═══ Available records

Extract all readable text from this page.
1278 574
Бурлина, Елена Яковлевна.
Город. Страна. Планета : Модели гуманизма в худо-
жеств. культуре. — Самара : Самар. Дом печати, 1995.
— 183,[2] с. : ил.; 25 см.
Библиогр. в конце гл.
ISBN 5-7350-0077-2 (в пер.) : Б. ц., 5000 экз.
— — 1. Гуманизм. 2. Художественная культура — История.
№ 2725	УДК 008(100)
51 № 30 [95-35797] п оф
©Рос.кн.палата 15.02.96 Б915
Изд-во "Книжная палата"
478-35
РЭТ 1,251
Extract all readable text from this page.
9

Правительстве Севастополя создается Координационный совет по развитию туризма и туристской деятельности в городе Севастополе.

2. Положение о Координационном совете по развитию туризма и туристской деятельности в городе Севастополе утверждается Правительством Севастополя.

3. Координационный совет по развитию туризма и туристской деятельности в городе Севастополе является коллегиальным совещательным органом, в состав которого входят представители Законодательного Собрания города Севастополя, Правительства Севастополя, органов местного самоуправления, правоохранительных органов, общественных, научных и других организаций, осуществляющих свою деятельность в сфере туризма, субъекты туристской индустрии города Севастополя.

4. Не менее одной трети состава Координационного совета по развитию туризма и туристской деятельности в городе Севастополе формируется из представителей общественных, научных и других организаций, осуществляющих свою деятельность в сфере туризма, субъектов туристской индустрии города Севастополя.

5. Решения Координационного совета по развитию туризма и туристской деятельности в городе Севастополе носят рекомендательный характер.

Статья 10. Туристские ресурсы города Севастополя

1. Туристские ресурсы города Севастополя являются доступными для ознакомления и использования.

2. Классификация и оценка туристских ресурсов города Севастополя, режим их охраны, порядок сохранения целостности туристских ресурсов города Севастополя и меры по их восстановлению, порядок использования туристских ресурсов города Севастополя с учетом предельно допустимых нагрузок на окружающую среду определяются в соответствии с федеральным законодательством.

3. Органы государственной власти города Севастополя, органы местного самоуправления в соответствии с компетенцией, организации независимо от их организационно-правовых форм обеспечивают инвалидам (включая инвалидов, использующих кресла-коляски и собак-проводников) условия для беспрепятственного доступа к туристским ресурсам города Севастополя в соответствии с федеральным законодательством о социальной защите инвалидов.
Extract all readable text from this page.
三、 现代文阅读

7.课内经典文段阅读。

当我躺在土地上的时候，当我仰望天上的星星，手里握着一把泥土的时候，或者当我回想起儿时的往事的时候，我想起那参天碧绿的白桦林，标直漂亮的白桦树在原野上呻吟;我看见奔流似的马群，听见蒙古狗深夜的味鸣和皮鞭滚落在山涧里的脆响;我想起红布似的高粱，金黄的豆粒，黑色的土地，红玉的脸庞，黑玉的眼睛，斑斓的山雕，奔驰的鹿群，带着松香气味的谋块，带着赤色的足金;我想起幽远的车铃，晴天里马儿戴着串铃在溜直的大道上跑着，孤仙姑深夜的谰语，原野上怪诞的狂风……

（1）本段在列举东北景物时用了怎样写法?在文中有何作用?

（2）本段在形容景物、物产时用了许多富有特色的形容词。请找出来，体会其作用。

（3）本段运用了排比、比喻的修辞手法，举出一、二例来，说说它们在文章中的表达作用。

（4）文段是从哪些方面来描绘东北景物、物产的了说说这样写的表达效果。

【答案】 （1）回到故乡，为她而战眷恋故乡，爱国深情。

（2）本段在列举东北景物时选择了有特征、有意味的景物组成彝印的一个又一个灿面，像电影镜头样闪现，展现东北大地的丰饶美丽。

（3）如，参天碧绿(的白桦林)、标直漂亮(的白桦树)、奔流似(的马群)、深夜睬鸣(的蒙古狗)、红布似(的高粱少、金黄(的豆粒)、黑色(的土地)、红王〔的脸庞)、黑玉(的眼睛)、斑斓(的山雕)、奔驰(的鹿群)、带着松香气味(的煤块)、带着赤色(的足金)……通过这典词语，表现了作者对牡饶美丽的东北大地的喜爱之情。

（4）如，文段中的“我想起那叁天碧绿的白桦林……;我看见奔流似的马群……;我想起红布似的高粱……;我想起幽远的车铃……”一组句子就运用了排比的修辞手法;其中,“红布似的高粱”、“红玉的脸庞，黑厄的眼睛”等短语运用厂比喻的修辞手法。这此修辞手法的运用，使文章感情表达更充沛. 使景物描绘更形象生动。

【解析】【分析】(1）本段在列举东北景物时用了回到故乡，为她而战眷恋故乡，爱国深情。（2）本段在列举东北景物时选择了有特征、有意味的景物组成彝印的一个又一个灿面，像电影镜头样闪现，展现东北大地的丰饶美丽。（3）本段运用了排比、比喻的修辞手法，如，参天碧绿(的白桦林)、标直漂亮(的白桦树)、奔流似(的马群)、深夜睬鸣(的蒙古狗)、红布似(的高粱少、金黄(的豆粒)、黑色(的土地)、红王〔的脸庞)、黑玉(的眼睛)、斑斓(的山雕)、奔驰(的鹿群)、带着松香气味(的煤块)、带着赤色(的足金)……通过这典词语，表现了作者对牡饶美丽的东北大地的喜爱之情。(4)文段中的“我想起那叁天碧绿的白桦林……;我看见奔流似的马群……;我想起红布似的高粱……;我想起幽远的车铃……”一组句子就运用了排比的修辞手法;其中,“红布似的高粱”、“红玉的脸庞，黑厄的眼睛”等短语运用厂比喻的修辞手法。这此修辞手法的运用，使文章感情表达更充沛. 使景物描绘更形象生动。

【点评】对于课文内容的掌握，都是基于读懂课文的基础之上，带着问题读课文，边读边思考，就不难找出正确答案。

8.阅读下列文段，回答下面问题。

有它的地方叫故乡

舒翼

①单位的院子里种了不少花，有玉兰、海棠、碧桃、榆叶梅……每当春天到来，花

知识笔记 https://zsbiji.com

══════

◆ What needs to be done ◆
Transcribe the whole listing exactly.

◆ Full solution ◆
Extract all readable text from this page.
1278 574
Бурлина, Елена Яковлевна.
Город. Страна. Планета : Модели гуманизма в худо-
жеств. культуре. — Самара : Самар. Дом печати, 1995.
— 183,[2] с. : ил.; 25 см.
Библиогр. в конце гл.
ISBN 5-7350-0077-2 (в пер.) : Б. ц., 5000 экз.
— — 1. Гуманизм. 2. Художественная культура — История.
№ 2725	УДК 008(100)
51 № 30 [95-35797] п оф
©Рос.кн.палата 15.02.96 Б915
Изд-во "Книжная палата"
478-35
РЭТ 1,251
Extract all readable text from this page.
9

Правительстве Севастополя создается Координационный совет по развитию туризма и туристской деятельности в городе Севастополе.

2. Положение о Координационном совете по развитию туризма и туристской деятельности в городе Севастополе утверждается Правительством Севастополя.

3. Координационный совет по развитию туризма и туристской деятельности в городе Севастополе является коллегиальным совещательным органом, в состав которого входят представители Законодательного Собрания города Севастополя, Правительства Севастополя, органов местного самоуправления, правоохранительных органов, общественных, научных и других организаций, осуществляющих свою деятельность в сфере туризма, субъекты туристской индустрии города Севастополя.

4. Не менее одной трети состава Координационного совета по развитию туризма и туристской деятельности в городе Севастополе формируется из представителей общественных, научных и других организаций, осуществляющих свою деятельность в сфере туризма, субъектов туристской индустрии города Севастополя.

5. Решения Координационного совета по развитию туризма и туристской деятельности в городе Севастополе носят рекомендательный характер.

Статья 10. Туристские ресурсы города Севастополя

1. Туристские ресурсы города Севастополя являются доступными для ознакомления и использования.

2. Классификация и оценка туристских ресурсов города Севастополя, режим их охраны, порядок сохранения целостности туристских ресурсов города Севастополя и меры по их восстановлению, порядок использования туристских ресурсов города Севастополя с учетом предельно допустимых нагрузок на окружающую среду определяются в соответствии с федеральным законодательством.

3. Органы государственной власти города Севастополя, органы местного самоуправления в соответствии с компетенцией, организации независимо от их организационно-правовых форм обеспечивают инвалидам (включая инвалидов, использующих кресла-коляски и собак-проводников) условия для беспрепятственного доступа к туристским ресурсам города Севастополя в соответствии с федеральным законодательством о социальной защите инвалидов.
Extract all readable text from this page.
三、 现代文阅读

7.课内经典文段阅读。

当我躺在土地上的时候，当我仰望天上的星星，手里握着一把泥土的时候，或者当我回想起儿时的往事的时候，我想起那参天碧绿的白桦林，标直漂亮的白桦树在原野上呻吟;我看见奔流似的马群，听见蒙古狗深夜的味鸣和皮鞭滚落在山涧里的脆响;我想起红布似的高粱，金黄的豆粒，黑色的土地，红玉的脸庞，黑玉的眼睛，斑斓的山雕，奔驰的鹿群，带着松香气味的谋块，带着赤色的足金;我想起幽远的车铃，晴天里马儿戴着串铃在溜直的大道上跑着，孤仙姑深夜的谰语，原野上怪诞的狂风……

（1）本段在列举东北景物时用了怎样写法?在文中有何作用?

（2）本段在形容景物、物产时用了许多富有特色的形容词。请找出来，体会其作用。

（3）本段运用了排比、比喻的修辞手法，举出一、二例来，说说它们在文章中的表达作用。

（4）文段是从哪些方面来描绘东北景物、物产的了说说这样写的表达效果。

【答案】 （1）回到故乡，为她而战眷恋故乡，爱国深情。

（2）本段在列举东北景物时选择了有特征、有意味的景物组成彝印的一个又一个灿面，像电影镜头样闪现，展现东北大地的丰饶美丽。

（3）如，参天碧绿(的白桦林)、标直漂亮(的白桦树)、奔流似(的马群)、深夜睬鸣(的蒙古狗)、红布似(的高粱少、金黄(的豆粒)、黑色(的土地)、红王〔的脸庞)、黑玉(的眼睛)、斑斓(的山雕)、奔驰(的鹿群)、带着松香气味(的煤块)、带着赤色(的足金)……通过这典词语，表现了作者对牡饶美丽的东北大地的喜爱之情。

（4）如，文段中的“我想起那叁天碧绿的白桦林……;我看见奔流似的马群……;我想起红布似的高粱……;我想起幽远的车铃……”一组句子就运用了排比的修辞手法;其中,“红布似的高粱”、“红玉的脸庞，黑厄的眼睛”等短语运用厂比喻的修辞手法。这此修辞手法的运用，使文章感情表达更充沛. 使景物描绘更形象生动。

【解析】【分析】(1）本段在列举东北景物时用了回到故乡，为她而战眷恋故乡，爱国深情。（2）本段在列举东北景物时选择了有特征、有意味的景物组成彝印的一个又一个灿面，像电影镜头样闪现，展现东北大地的丰饶美丽。（3）本段运用了排比、比喻的修辞手法，如，参天碧绿(的白桦林)、标直漂亮(的白桦树)、奔流似(的马群)、深夜睬鸣(的蒙古狗)、红布似(的高粱少、金黄(的豆粒)、黑色(的土地)、红王〔的脸庞)、黑玉(的眼睛)、斑斓(的山雕)、奔驰(的鹿群)、带着松香气味(的煤块)、带着赤色(的足金)……通过这典词语，表现了作者对牡饶美丽的东北大地的喜爱之情。(4)文段中的“我想起那叁天碧绿的白桦林……;我看见奔流似的马群……;我想起红布似的高粱……;我想起幽远的车铃……”一组句子就运用了排比的修辞手法;其中,“红布似的高粱”、“红玉的脸庞，黑厄的眼睛”等短语运用厂比喻的修辞手法。这此修辞手法的运用，使文章感情表达更充沛. 使景物描绘更形象生动。

【点评】对于课文内容的掌握，都是基于读懂课文的基础之上，带着问题读课文，边读边思考，就不难找出正确答案。

8.阅读下列文段，回答下面问题。

有它的地方叫故乡

舒翼

①单位的院子里种了不少花，有玉兰、海棠、碧桃、榆叶梅……每当春天到来，花

知识笔记 https://zsbiji.com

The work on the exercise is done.